*任务目标*: 把下面列表中的每一行排成编号列表，空行不列入。

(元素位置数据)
● ● ● ●

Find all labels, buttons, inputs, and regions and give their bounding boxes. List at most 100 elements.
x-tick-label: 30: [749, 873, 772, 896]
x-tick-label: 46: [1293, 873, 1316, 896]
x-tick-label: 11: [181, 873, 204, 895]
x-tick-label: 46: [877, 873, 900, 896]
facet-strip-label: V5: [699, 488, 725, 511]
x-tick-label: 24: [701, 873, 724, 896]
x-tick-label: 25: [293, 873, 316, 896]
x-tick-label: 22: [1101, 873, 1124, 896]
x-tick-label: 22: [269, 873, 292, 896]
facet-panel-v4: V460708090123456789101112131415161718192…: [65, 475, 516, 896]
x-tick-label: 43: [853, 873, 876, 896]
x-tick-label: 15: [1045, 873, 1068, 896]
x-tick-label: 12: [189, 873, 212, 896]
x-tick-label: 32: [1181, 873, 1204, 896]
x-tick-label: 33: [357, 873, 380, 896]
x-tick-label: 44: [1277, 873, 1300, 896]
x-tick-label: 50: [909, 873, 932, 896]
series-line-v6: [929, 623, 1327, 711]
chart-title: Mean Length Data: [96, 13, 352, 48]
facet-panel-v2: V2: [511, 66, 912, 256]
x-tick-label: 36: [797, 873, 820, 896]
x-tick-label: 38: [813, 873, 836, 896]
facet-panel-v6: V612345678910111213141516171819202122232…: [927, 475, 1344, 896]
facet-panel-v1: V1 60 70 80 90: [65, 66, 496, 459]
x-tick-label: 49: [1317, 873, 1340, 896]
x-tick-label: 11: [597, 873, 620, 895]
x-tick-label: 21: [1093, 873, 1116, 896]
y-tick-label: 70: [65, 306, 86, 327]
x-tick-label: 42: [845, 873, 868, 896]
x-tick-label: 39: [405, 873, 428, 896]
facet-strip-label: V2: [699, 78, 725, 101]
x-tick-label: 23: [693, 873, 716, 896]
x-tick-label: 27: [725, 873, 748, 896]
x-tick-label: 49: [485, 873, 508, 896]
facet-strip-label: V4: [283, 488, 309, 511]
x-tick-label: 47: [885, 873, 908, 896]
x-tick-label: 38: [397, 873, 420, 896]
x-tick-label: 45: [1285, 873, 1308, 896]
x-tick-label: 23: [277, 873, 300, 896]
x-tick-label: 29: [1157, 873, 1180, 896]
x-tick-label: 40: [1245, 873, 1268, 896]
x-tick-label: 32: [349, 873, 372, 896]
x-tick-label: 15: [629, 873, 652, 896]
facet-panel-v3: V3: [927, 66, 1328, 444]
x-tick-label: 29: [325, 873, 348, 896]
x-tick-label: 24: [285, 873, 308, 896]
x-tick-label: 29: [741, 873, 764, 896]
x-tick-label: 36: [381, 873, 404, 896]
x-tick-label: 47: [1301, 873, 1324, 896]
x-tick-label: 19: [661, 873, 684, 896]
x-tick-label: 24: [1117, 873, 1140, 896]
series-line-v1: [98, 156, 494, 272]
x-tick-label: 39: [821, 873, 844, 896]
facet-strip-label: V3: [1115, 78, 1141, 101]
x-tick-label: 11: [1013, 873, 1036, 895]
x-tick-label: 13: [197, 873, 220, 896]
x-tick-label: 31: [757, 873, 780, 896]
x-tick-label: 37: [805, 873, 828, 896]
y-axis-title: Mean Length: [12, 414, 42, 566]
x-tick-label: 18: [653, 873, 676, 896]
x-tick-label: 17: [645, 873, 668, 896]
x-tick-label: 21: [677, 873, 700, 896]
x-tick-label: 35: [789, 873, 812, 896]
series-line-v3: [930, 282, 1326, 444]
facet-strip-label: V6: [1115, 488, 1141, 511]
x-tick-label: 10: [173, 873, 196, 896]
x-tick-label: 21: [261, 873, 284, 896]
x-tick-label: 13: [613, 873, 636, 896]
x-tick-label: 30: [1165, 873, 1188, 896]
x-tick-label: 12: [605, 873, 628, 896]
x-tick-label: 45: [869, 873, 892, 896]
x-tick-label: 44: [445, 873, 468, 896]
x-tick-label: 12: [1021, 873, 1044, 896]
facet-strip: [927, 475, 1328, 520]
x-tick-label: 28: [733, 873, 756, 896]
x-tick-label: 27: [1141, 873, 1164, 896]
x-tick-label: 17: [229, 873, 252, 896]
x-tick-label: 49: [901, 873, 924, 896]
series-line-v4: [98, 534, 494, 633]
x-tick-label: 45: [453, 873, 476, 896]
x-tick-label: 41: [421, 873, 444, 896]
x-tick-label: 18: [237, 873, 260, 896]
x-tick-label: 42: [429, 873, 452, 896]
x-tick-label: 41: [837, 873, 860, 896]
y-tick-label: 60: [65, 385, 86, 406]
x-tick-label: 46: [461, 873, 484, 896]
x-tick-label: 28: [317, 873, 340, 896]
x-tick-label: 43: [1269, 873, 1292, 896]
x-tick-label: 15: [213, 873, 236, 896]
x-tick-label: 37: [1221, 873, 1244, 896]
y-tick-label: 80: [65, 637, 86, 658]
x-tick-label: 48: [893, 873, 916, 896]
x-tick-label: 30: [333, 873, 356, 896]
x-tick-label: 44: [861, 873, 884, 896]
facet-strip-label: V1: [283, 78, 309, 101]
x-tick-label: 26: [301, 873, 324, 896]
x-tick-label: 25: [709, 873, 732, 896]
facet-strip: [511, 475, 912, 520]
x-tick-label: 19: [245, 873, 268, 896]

● ● ● ●

*本题答案*:
1. Find all labels, buttons, inputs, and regions and give their bounding boxes. List at most 100 elements.
2. x-tick-label: 30: [749, 873, 772, 896]
3. x-tick-label: 46: [1293, 873, 1316, 896]
4. x-tick-label: 11: [181, 873, 204, 895]
5. x-tick-label: 46: [877, 873, 900, 896]
6. facet-strip-label: V5: [699, 488, 725, 511]
7. x-tick-label: 24: [701, 873, 724, 896]
8. x-tick-label: 25: [293, 873, 316, 896]
9. x-tick-label: 22: [1101, 873, 1124, 896]
10. x-tick-label: 22: [269, 873, 292, 896]
11. facet-panel-v4: V460708090123456789101112131415161718192…: [65, 475, 516, 896]
12. x-tick-label: 43: [853, 873, 876, 896]
13. x-tick-label: 15: [1045, 873, 1068, 896]
14. x-tick-label: 12: [189, 873, 212, 896]
15. x-tick-label: 32: [1181, 873, 1204, 896]
16. x-tick-label: 33: [357, 873, 380, 896]
17. x-tick-label: 44: [1277, 873, 1300, 896]
18. x-tick-label: 50: [909, 873, 932, 896]
19. series-line-v6: [929, 623, 1327, 711]
20. chart-title: Mean Length Data: [96, 13, 352, 48]
21. facet-panel-v2: V2: [511, 66, 912, 256]
22. x-tick-label: 36: [797, 873, 820, 896]
23. x-tick-label: 38: [813, 873, 836, 896]
24. facet-panel-v6: V612345678910111213141516171819202122232…: [927, 475, 1344, 896]
25. facet-panel-v1: V1 60 70 80 90: [65, 66, 496, 459]
26. x-tick-label: 49: [1317, 873, 1340, 896]
27. x-tick-label: 11: [597, 873, 620, 895]
28. x-tick-label: 21: [1093, 873, 1116, 896]
29. y-tick-label: 70: [65, 306, 86, 327]
30. x-tick-label: 42: [845, 873, 868, 896]
31. x-tick-label: 39: [405, 873, 428, 896]
32. facet-strip-label: V2: [699, 78, 725, 101]
33. x-tick-label: 23: [693, 873, 716, 896]
34. x-tick-label: 27: [725, 873, 748, 896]
35. x-tick-label: 49: [485, 873, 508, 896]
36. facet-strip-label: V4: [283, 488, 309, 511]
37. x-tick-label: 47: [885, 873, 908, 896]
38. x-tick-label: 38: [397, 873, 420, 896]
39. x-tick-label: 45: [1285, 873, 1308, 896]
40. x-tick-label: 23: [277, 873, 300, 896]
41. x-tick-label: 29: [1157, 873, 1180, 896]
42. x-tick-label: 40: [1245, 873, 1268, 896]
43. x-tick-label: 32: [349, 873, 372, 896]
44. x-tick-label: 15: [629, 873, 652, 896]
45. facet-panel-v3: V3: [927, 66, 1328, 444]
46. x-tick-label: 29: [325, 873, 348, 896]
47. x-tick-label: 24: [285, 873, 308, 896]
48. x-tick-label: 29: [741, 873, 764, 896]
49. x-tick-label: 36: [381, 873, 404, 896]
50. x-tick-label: 47: [1301, 873, 1324, 896]
51. x-tick-label: 19: [661, 873, 684, 896]
52. x-tick-label: 24: [1117, 873, 1140, 896]
53. series-line-v1: [98, 156, 494, 272]
54. x-tick-label: 39: [821, 873, 844, 896]
55. facet-strip-label: V3: [1115, 78, 1141, 101]
56. x-tick-label: 11: [1013, 873, 1036, 895]
57. x-tick-label: 13: [197, 873, 220, 896]
58. x-tick-label: 31: [757, 873, 780, 896]
59. x-tick-label: 37: [805, 873, 828, 896]
60. y-axis-title: Mean Length: [12, 414, 42, 566]
61. x-tick-label: 18: [653, 873, 676, 896]
62. x-tick-label: 17: [645, 873, 668, 896]
63. x-tick-label: 21: [677, 873, 700, 896]
64. x-tick-label: 35: [789, 873, 812, 896]
65. series-line-v3: [930, 282, 1326, 444]
66. facet-strip-label: V6: [1115, 488, 1141, 511]
67. x-tick-label: 10: [173, 873, 196, 896]
68. x-tick-label: 21: [261, 873, 284, 896]
69. x-tick-label: 13: [613, 873, 636, 896]
70. x-tick-label: 30: [1165, 873, 1188, 896]
71. x-tick-label: 12: [605, 873, 628, 896]
72. x-tick-label: 45: [869, 873, 892, 896]
73. x-tick-label: 44: [445, 873, 468, 896]
74. x-tick-label: 12: [1021, 873, 1044, 896]
75. facet-strip: [927, 475, 1328, 520]
76. x-tick-label: 28: [733, 873, 756, 896]
77. x-tick-label: 27: [1141, 873, 1164, 896]
78. x-tick-label: 17: [229, 873, 252, 896]
79. x-tick-label: 49: [901, 873, 924, 896]
80. series-line-v4: [98, 534, 494, 633]
81. x-tick-label: 45: [453, 873, 476, 896]
82. x-tick-label: 41: [421, 873, 444, 896]
83. x-tick-label: 18: [237, 873, 260, 896]
84. x-tick-label: 42: [429, 873, 452, 896]
85. x-tick-label: 41: [837, 873, 860, 896]
86. y-tick-label: 60: [65, 385, 86, 406]
87. x-tick-label: 46: [461, 873, 484, 896]
88. x-tick-label: 28: [317, 873, 340, 896]
89. x-tick-label: 43: [1269, 873, 1292, 896]
90. x-tick-label: 15: [213, 873, 236, 896]
91. x-tick-label: 37: [1221, 873, 1244, 896]
92. y-tick-label: 80: [65, 637, 86, 658]
93. x-tick-label: 48: [893, 873, 916, 896]
94. x-tick-label: 30: [333, 873, 356, 896]
95. x-tick-label: 44: [861, 873, 884, 896]
96. facet-strip-label: V1: [283, 78, 309, 101]
97. x-tick-label: 26: [301, 873, 324, 896]
98. x-tick-label: 25: [709, 873, 732, 896]
99. facet-strip: [511, 475, 912, 520]
100. x-tick-label: 19: [245, 873, 268, 896]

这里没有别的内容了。